### What you are asked to do
Reproduce every one of the entries below verbatim, line for line, and leave the pictures out of your copy.

········

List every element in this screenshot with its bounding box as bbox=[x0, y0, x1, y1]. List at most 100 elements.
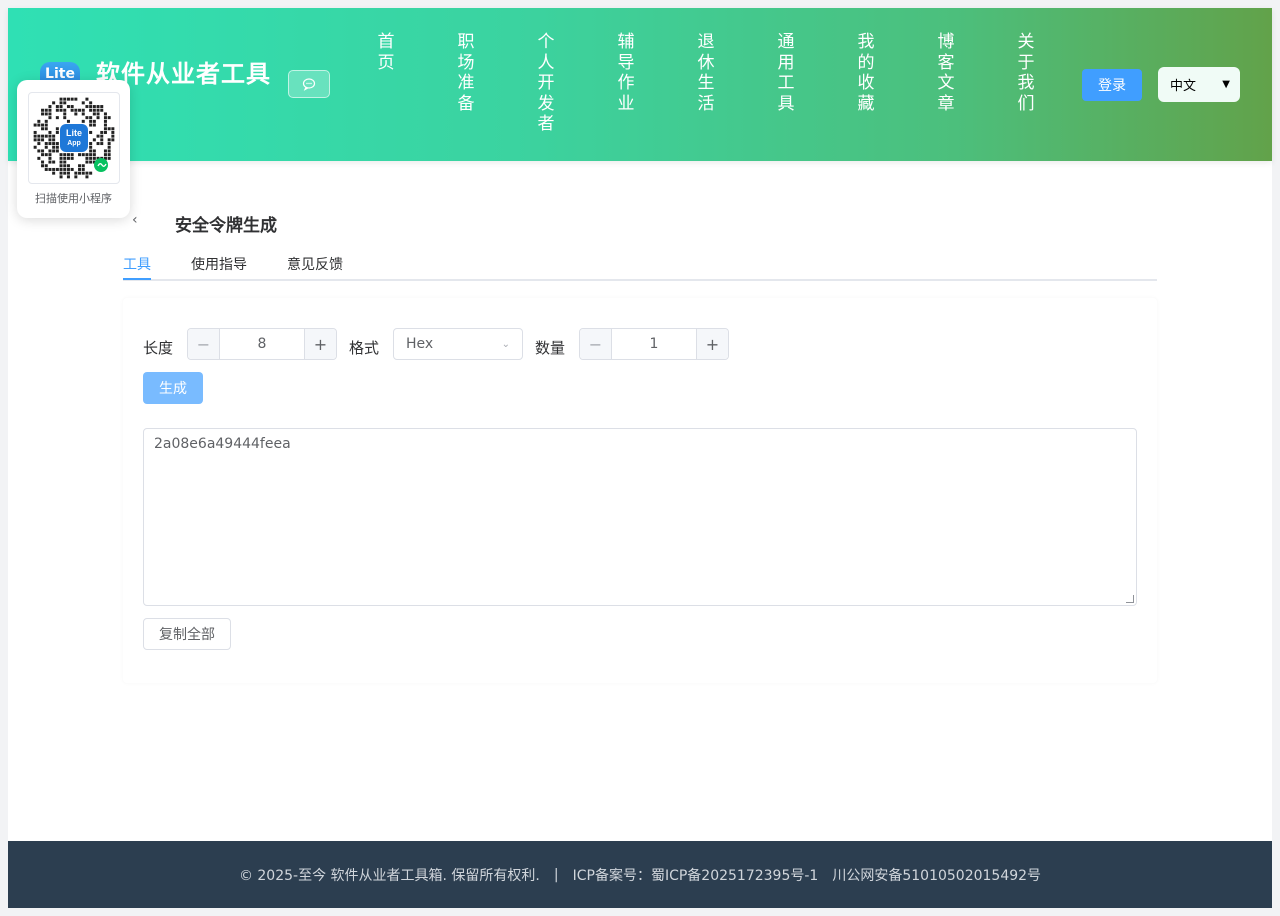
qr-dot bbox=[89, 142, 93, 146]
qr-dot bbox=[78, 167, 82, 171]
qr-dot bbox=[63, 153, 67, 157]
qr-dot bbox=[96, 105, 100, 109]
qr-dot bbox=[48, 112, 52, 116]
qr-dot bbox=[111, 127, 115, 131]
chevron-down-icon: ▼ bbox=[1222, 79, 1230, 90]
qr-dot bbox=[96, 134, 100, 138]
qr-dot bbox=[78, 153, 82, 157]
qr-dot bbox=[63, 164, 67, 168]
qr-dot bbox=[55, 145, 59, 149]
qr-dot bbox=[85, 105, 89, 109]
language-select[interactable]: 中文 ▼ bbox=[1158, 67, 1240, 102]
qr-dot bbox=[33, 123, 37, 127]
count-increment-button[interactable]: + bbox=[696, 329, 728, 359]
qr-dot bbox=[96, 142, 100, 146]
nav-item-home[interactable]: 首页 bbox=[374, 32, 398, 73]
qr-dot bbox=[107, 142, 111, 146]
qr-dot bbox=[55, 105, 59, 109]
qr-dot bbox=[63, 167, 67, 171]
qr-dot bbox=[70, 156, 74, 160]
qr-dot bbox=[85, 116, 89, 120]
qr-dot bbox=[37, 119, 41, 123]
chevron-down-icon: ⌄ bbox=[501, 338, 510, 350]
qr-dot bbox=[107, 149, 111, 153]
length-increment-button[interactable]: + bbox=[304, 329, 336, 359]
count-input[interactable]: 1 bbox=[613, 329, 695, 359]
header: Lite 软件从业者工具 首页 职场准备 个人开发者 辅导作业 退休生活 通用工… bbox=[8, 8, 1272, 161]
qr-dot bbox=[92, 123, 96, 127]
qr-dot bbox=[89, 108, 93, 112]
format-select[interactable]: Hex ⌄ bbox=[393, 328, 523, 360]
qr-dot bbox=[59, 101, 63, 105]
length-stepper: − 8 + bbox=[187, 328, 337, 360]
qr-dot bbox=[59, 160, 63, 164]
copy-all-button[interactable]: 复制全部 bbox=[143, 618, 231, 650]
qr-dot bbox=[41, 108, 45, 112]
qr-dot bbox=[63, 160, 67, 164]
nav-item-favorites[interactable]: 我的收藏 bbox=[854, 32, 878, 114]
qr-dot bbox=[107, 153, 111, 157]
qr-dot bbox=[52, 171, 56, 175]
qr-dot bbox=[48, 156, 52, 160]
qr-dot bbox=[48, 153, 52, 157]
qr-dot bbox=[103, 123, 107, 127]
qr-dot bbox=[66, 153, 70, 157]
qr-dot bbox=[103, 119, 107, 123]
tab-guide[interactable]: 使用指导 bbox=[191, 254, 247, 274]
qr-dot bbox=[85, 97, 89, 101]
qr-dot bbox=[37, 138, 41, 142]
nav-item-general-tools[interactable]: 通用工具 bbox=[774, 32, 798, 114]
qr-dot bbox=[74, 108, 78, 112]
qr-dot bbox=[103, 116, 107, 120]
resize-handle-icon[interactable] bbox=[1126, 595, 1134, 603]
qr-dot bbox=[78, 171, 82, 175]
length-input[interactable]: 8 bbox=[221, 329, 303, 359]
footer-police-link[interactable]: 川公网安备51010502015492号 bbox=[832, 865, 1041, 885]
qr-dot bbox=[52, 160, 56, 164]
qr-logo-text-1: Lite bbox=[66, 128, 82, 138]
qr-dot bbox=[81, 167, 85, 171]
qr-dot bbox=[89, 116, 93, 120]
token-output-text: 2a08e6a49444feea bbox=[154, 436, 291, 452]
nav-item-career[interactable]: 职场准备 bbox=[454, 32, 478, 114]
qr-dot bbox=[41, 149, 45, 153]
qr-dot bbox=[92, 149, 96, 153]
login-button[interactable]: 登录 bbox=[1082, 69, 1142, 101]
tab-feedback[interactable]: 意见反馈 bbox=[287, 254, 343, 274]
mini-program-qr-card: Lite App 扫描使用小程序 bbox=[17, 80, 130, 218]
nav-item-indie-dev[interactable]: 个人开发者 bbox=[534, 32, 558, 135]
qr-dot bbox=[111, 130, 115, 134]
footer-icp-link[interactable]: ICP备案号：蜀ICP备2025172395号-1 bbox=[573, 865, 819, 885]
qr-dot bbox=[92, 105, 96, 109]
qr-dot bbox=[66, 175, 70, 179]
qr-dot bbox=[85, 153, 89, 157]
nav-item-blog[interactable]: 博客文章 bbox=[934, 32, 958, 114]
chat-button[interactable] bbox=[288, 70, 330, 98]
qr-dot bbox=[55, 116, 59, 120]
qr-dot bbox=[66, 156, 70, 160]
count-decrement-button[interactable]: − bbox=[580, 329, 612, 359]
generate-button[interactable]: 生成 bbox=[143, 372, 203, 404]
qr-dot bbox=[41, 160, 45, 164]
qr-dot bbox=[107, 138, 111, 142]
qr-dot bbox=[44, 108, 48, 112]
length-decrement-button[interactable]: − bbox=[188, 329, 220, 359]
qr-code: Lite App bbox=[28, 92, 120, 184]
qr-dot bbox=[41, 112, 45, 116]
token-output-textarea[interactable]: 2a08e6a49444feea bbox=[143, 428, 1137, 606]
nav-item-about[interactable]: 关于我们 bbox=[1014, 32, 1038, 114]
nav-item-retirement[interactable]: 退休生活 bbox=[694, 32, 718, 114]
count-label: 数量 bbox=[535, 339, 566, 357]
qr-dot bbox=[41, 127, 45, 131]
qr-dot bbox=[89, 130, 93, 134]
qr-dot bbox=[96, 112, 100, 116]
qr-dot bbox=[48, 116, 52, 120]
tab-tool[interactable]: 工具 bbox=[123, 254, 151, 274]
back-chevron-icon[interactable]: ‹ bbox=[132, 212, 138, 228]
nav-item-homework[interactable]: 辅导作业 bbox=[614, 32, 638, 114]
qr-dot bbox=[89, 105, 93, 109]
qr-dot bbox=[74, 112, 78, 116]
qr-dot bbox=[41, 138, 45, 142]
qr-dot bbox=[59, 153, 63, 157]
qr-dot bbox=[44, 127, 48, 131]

········

### Answer to the problem
List every element in this screenshot with its bounding box as bbox=[x0, y0, x1, y1]. List at most 100 elements.
qr-dot bbox=[89, 142, 93, 146]
qr-dot bbox=[78, 167, 82, 171]
qr-dot bbox=[63, 153, 67, 157]
qr-dot bbox=[96, 105, 100, 109]
qr-dot bbox=[48, 112, 52, 116]
qr-dot bbox=[111, 127, 115, 131]
chevron-down-icon: ▼ bbox=[1222, 79, 1230, 90]
qr-dot bbox=[96, 134, 100, 138]
qr-dot bbox=[78, 153, 82, 157]
qr-dot bbox=[63, 164, 67, 168]
qr-dot bbox=[55, 145, 59, 149]
qr-dot bbox=[85, 105, 89, 109]
language-select[interactable]: 中文 ▼ bbox=[1158, 67, 1240, 102]
qr-dot bbox=[33, 123, 37, 127]
count-increment-button[interactable]: + bbox=[696, 329, 728, 359]
qr-dot bbox=[96, 142, 100, 146]
nav-item-home[interactable]: 首页 bbox=[374, 32, 398, 73]
qr-dot bbox=[107, 142, 111, 146]
qr-dot bbox=[55, 105, 59, 109]
qr-dot bbox=[63, 167, 67, 171]
qr-dot bbox=[70, 156, 74, 160]
qr-dot bbox=[85, 116, 89, 120]
qr-dot bbox=[37, 119, 41, 123]
chevron-down-icon: ⌄ bbox=[501, 338, 510, 350]
qr-dot bbox=[107, 149, 111, 153]
length-increment-button[interactable]: + bbox=[304, 329, 336, 359]
count-input[interactable]: 1 bbox=[613, 329, 695, 359]
header: Lite 软件从业者工具 首页 职场准备 个人开发者 辅导作业 退休生活 通用工… bbox=[8, 8, 1272, 161]
qr-dot bbox=[92, 123, 96, 127]
qr-dot bbox=[89, 108, 93, 112]
format-select[interactable]: Hex ⌄ bbox=[393, 328, 523, 360]
qr-dot bbox=[59, 101, 63, 105]
length-stepper: − 8 + bbox=[187, 328, 337, 360]
qr-dot bbox=[59, 160, 63, 164]
copy-all-button[interactable]: 复制全部 bbox=[143, 618, 231, 650]
qr-dot bbox=[41, 108, 45, 112]
qr-dot bbox=[63, 160, 67, 164]
nav-item-favorites[interactable]: 我的收藏 bbox=[854, 32, 878, 114]
qr-dot bbox=[107, 153, 111, 157]
qr-dot bbox=[52, 171, 56, 175]
qr-dot bbox=[48, 156, 52, 160]
qr-dot bbox=[48, 153, 52, 157]
qr-dot bbox=[103, 123, 107, 127]
qr-dot bbox=[66, 153, 70, 157]
qr-dot bbox=[103, 119, 107, 123]
tab-guide[interactable]: 使用指导 bbox=[191, 254, 247, 274]
qr-dot bbox=[85, 97, 89, 101]
qr-dot bbox=[37, 138, 41, 142]
nav-item-general-tools[interactable]: 通用工具 bbox=[774, 32, 798, 114]
qr-dot bbox=[74, 108, 78, 112]
qr-dot bbox=[103, 116, 107, 120]
resize-handle-icon[interactable] bbox=[1126, 595, 1134, 603]
qr-dot bbox=[78, 171, 82, 175]
length-input[interactable]: 8 bbox=[221, 329, 303, 359]
footer-police-link[interactable]: 川公网安备51010502015492号 bbox=[832, 865, 1041, 885]
qr-dot bbox=[52, 160, 56, 164]
qr-logo-text-1: Lite bbox=[66, 128, 82, 138]
qr-dot bbox=[81, 167, 85, 171]
qr-dot bbox=[89, 116, 93, 120]
token-output-text: 2a08e6a49444feea bbox=[154, 436, 291, 452]
nav-item-career[interactable]: 职场准备 bbox=[454, 32, 478, 114]
qr-dot bbox=[41, 149, 45, 153]
qr-dot bbox=[92, 149, 96, 153]
login-button[interactable]: 登录 bbox=[1082, 69, 1142, 101]
tab-feedback[interactable]: 意见反馈 bbox=[287, 254, 343, 274]
mini-program-qr-card: Lite App 扫描使用小程序 bbox=[17, 80, 130, 218]
nav-item-indie-dev[interactable]: 个人开发者 bbox=[534, 32, 558, 135]
qr-dot bbox=[111, 130, 115, 134]
footer-icp-link[interactable]: ICP备案号：蜀ICP备2025172395号-1 bbox=[573, 865, 819, 885]
qr-dot bbox=[92, 105, 96, 109]
qr-dot bbox=[66, 175, 70, 179]
qr-dot bbox=[85, 153, 89, 157]
nav-item-blog[interactable]: 博客文章 bbox=[934, 32, 958, 114]
chat-button[interactable] bbox=[288, 70, 330, 98]
qr-dot bbox=[55, 116, 59, 120]
qr-dot bbox=[66, 156, 70, 160]
count-decrement-button[interactable]: − bbox=[580, 329, 612, 359]
generate-button[interactable]: 生成 bbox=[143, 372, 203, 404]
qr-dot bbox=[41, 160, 45, 164]
qr-dot bbox=[107, 138, 111, 142]
qr-dot bbox=[44, 108, 48, 112]
length-decrement-button[interactable]: − bbox=[188, 329, 220, 359]
qr-code: Lite App bbox=[28, 92, 120, 184]
qr-dot bbox=[41, 112, 45, 116]
token-output-textarea[interactable]: 2a08e6a49444feea bbox=[143, 428, 1137, 606]
nav-item-about[interactable]: 关于我们 bbox=[1014, 32, 1038, 114]
nav-item-retirement[interactable]: 退休生活 bbox=[694, 32, 718, 114]
count-label: 数量 bbox=[535, 339, 566, 357]
qr-dot bbox=[41, 127, 45, 131]
qr-dot bbox=[89, 130, 93, 134]
qr-dot bbox=[96, 112, 100, 116]
qr-dot bbox=[48, 116, 52, 120]
tab-tool[interactable]: 工具 bbox=[123, 254, 151, 274]
back-chevron-icon[interactable]: ‹ bbox=[132, 212, 138, 228]
nav-item-homework[interactable]: 辅导作业 bbox=[614, 32, 638, 114]
qr-dot bbox=[89, 105, 93, 109]
qr-dot bbox=[74, 112, 78, 116]
qr-dot bbox=[41, 138, 45, 142]
qr-dot bbox=[59, 153, 63, 157]
qr-dot bbox=[44, 127, 48, 131]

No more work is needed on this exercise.